> Part of a data file:
####
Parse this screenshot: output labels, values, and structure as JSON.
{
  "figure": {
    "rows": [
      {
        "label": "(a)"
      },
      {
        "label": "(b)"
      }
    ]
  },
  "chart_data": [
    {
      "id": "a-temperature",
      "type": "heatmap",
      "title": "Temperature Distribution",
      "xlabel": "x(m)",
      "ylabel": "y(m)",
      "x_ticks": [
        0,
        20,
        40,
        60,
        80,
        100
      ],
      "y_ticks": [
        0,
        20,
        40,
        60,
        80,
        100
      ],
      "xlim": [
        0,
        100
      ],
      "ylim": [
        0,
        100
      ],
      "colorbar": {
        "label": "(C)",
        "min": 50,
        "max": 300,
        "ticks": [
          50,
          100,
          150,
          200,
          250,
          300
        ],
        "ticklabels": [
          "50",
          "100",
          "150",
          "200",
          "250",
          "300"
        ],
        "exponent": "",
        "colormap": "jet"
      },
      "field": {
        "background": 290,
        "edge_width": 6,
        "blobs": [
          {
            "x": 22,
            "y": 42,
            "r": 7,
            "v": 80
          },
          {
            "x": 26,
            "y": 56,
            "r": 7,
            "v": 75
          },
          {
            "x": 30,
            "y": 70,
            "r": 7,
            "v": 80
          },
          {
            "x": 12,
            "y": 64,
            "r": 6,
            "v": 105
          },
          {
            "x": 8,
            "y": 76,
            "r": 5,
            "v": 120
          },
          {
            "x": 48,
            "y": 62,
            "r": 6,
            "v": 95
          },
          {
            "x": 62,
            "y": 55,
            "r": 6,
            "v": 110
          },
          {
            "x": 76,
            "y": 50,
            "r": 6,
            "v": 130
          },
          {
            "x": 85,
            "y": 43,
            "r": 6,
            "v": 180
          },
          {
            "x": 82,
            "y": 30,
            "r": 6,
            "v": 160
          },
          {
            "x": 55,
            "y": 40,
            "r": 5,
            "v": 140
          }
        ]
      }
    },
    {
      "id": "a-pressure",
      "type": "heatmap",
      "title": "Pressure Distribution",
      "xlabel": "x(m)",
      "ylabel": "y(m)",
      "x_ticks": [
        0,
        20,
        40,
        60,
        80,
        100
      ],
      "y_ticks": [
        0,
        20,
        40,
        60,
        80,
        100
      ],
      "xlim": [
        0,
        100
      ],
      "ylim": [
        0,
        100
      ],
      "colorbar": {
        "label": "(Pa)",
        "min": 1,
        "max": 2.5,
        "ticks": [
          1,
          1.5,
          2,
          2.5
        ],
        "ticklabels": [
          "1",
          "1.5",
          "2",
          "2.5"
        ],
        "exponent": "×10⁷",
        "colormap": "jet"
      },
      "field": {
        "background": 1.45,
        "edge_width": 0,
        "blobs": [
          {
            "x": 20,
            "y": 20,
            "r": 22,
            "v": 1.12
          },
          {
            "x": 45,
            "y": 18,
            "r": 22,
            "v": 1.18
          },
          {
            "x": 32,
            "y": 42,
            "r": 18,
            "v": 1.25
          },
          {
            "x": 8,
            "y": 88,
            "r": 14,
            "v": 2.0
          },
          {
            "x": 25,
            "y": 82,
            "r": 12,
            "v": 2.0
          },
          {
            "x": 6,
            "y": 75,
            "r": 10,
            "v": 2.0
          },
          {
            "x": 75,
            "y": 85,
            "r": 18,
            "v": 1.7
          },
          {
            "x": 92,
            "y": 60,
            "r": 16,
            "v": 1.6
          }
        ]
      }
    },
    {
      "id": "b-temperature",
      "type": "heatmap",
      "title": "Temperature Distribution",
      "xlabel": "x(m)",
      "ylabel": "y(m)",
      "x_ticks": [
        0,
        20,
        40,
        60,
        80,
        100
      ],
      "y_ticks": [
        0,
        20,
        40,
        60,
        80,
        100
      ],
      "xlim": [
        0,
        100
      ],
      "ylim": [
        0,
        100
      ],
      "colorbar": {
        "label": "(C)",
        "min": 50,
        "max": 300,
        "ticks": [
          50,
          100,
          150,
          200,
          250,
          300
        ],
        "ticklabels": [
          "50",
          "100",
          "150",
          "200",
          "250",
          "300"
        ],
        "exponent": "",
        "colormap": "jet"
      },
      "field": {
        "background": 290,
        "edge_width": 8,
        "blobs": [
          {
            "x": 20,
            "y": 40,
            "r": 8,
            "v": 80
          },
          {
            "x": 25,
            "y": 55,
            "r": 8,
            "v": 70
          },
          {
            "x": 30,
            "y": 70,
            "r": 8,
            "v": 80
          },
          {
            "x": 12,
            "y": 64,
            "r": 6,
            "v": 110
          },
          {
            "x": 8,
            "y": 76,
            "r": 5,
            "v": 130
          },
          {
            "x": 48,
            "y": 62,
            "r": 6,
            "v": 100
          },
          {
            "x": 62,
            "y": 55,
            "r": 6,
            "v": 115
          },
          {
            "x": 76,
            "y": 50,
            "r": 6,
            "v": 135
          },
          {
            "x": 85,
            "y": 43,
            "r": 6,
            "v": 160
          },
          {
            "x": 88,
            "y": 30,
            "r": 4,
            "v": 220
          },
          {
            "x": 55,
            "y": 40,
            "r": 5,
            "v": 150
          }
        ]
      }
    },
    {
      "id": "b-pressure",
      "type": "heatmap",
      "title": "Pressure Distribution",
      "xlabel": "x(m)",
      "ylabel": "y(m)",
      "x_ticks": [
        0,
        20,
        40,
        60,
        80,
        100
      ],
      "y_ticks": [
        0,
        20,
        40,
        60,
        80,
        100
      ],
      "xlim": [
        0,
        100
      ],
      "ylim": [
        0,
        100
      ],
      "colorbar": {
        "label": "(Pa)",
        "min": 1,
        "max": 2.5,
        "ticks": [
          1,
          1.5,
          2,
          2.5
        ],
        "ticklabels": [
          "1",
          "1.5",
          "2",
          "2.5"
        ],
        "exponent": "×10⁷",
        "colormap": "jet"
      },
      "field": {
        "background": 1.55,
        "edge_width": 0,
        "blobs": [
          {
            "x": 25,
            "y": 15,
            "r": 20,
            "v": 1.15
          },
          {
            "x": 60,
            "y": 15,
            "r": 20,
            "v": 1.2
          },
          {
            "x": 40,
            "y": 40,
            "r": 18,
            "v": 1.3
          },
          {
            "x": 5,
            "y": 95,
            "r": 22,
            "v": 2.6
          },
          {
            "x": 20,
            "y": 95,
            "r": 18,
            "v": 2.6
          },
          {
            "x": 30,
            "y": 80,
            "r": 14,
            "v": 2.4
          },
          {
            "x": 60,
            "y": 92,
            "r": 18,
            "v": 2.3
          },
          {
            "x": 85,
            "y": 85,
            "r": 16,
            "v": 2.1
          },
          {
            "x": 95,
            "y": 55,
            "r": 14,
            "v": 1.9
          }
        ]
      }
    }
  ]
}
####
> Problem requirements:
Write the whole listing out again. Keep every line exactly as it is.

> Exercise result:
Parse this screenshot: output labels, values, and structure as JSON.
{
  "figure": {
    "rows": [
      {
        "label": "(a)"
      },
      {
        "label": "(b)"
      }
    ]
  },
  "chart_data": [
    {
      "id": "a-temperature",
      "type": "heatmap",
      "title": "Temperature Distribution",
      "xlabel": "x(m)",
      "ylabel": "y(m)",
      "x_ticks": [
        0,
        20,
        40,
        60,
        80,
        100
      ],
      "y_ticks": [
        0,
        20,
        40,
        60,
        80,
        100
      ],
      "xlim": [
        0,
        100
      ],
      "ylim": [
        0,
        100
      ],
      "colorbar": {
        "label": "(C)",
        "min": 50,
        "max": 300,
        "ticks": [
          50,
          100,
          150,
          200,
          250,
          300
        ],
        "ticklabels": [
          "50",
          "100",
          "150",
          "200",
          "250",
          "300"
        ],
        "exponent": "",
        "colormap": "jet"
      },
      "field": {
        "background": 290,
        "edge_width": 6,
        "blobs": [
          {
            "x": 22,
            "y": 42,
            "r": 7,
            "v": 80
          },
          {
            "x": 26,
            "y": 56,
            "r": 7,
            "v": 75
          },
          {
            "x": 30,
            "y": 70,
            "r": 7,
            "v": 80
          },
          {
            "x": 12,
            "y": 64,
            "r": 6,
            "v": 105
          },
          {
            "x": 8,
            "y": 76,
            "r": 5,
            "v": 120
          },
          {
            "x": 48,
            "y": 62,
            "r": 6,
            "v": 95
          },
          {
            "x": 62,
            "y": 55,
            "r": 6,
            "v": 110
          },
          {
            "x": 76,
            "y": 50,
            "r": 6,
            "v": 130
          },
          {
            "x": 85,
            "y": 43,
            "r": 6,
            "v": 180
          },
          {
            "x": 82,
            "y": 30,
            "r": 6,
            "v": 160
          },
          {
            "x": 55,
            "y": 40,
            "r": 5,
            "v": 140
          }
        ]
      }
    },
    {
      "id": "a-pressure",
      "type": "heatmap",
      "title": "Pressure Distribution",
      "xlabel": "x(m)",
      "ylabel": "y(m)",
      "x_ticks": [
        0,
        20,
        40,
        60,
        80,
        100
      ],
      "y_ticks": [
        0,
        20,
        40,
        60,
        80,
        100
      ],
      "xlim": [
        0,
        100
      ],
      "ylim": [
        0,
        100
      ],
      "colorbar": {
        "label": "(Pa)",
        "min": 1,
        "max": 2.5,
        "ticks": [
          1,
          1.5,
          2,
          2.5
        ],
        "ticklabels": [
          "1",
          "1.5",
          "2",
          "2.5"
        ],
        "exponent": "×10⁷",
        "colormap": "jet"
      },
      "field": {
        "background": 1.45,
        "edge_width": 0,
        "blobs": [
          {
            "x": 20,
            "y": 20,
            "r": 22,
            "v": 1.12
          },
          {
            "x": 45,
            "y": 18,
            "r": 22,
            "v": 1.18
          },
          {
            "x": 32,
            "y": 42,
            "r": 18,
            "v": 1.25
          },
          {
            "x": 8,
            "y": 88,
            "r": 14,
            "v": 2.0
          },
          {
            "x": 25,
            "y": 82,
            "r": 12,
            "v": 2.0
          },
          {
            "x": 6,
            "y": 75,
            "r": 10,
            "v": 2.0
          },
          {
            "x": 75,
            "y": 85,
            "r": 18,
            "v": 1.7
          },
          {
            "x": 92,
            "y": 60,
            "r": 16,
            "v": 1.6
          }
        ]
      }
    },
    {
      "id": "b-temperature",
      "type": "heatmap",
      "title": "Temperature Distribution",
      "xlabel": "x(m)",
      "ylabel": "y(m)",
      "x_ticks": [
        0,
        20,
        40,
        60,
        80,
        100
      ],
      "y_ticks": [
        0,
        20,
        40,
        60,
        80,
        100
      ],
      "xlim": [
        0,
        100
      ],
      "ylim": [
        0,
        100
      ],
      "colorbar": {
        "label": "(C)",
        "min": 50,
        "max": 300,
        "ticks": [
          50,
          100,
          150,
          200,
          250,
          300
        ],
        "ticklabels": [
          "50",
          "100",
          "150",
          "200",
          "250",
          "300"
        ],
        "exponent": "",
        "colormap": "jet"
      },
      "field": {
        "background": 290,
        "edge_width": 8,
        "blobs": [
          {
            "x": 20,
            "y": 40,
            "r": 8,
            "v": 80
          },
          {
            "x": 25,
            "y": 55,
            "r": 8,
            "v": 70
          },
          {
            "x": 30,
            "y": 70,
            "r": 8,
            "v": 80
          },
          {
            "x": 12,
            "y": 64,
            "r": 6,
            "v": 110
          },
          {
            "x": 8,
            "y": 76,
            "r": 5,
            "v": 130
          },
          {
            "x": 48,
            "y": 62,
            "r": 6,
            "v": 100
          },
          {
            "x": 62,
            "y": 55,
            "r": 6,
            "v": 115
          },
          {
            "x": 76,
            "y": 50,
            "r": 6,
            "v": 135
          },
          {
            "x": 85,
            "y": 43,
            "r": 6,
            "v": 160
          },
          {
            "x": 88,
            "y": 30,
            "r": 4,
            "v": 220
          },
          {
            "x": 55,
            "y": 40,
            "r": 5,
            "v": 150
          }
        ]
      }
    },
    {
      "id": "b-pressure",
      "type": "heatmap",
      "title": "Pressure Distribution",
      "xlabel": "x(m)",
      "ylabel": "y(m)",
      "x_ticks": [
        0,
        20,
        40,
        60,
        80,
        100
      ],
      "y_ticks": [
        0,
        20,
        40,
        60,
        80,
        100
      ],
      "xlim": [
        0,
        100
      ],
      "ylim": [
        0,
        100
      ],
      "colorbar": {
        "label": "(Pa)",
        "min": 1,
        "max": 2.5,
        "ticks": [
          1,
          1.5,
          2,
          2.5
        ],
        "ticklabels": [
          "1",
          "1.5",
          "2",
          "2.5"
        ],
        "exponent": "×10⁷",
        "colormap": "jet"
      },
      "field": {
        "background": 1.55,
        "edge_width": 0,
        "blobs": [
          {
            "x": 25,
            "y": 15,
            "r": 20,
            "v": 1.15
          },
          {
            "x": 60,
            "y": 15,
            "r": 20,
            "v": 1.2
          },
          {
            "x": 40,
            "y": 40,
            "r": 18,
            "v": 1.3
          },
          {
            "x": 5,
            "y": 95,
            "r": 22,
            "v": 2.6
          },
          {
            "x": 20,
            "y": 95,
            "r": 18,
            "v": 2.6
          },
          {
            "x": 30,
            "y": 80,
            "r": 14,
            "v": 2.4
          },
          {
            "x": 60,
            "y": 92,
            "r": 18,
            "v": 2.3
          },
          {
            "x": 85,
            "y": 85,
            "r": 16,
            "v": 2.1
          },
          {
            "x": 95,
            "y": 55,
            "r": 14,
            "v": 1.9
          }
        ]
      }
    }
  ]
}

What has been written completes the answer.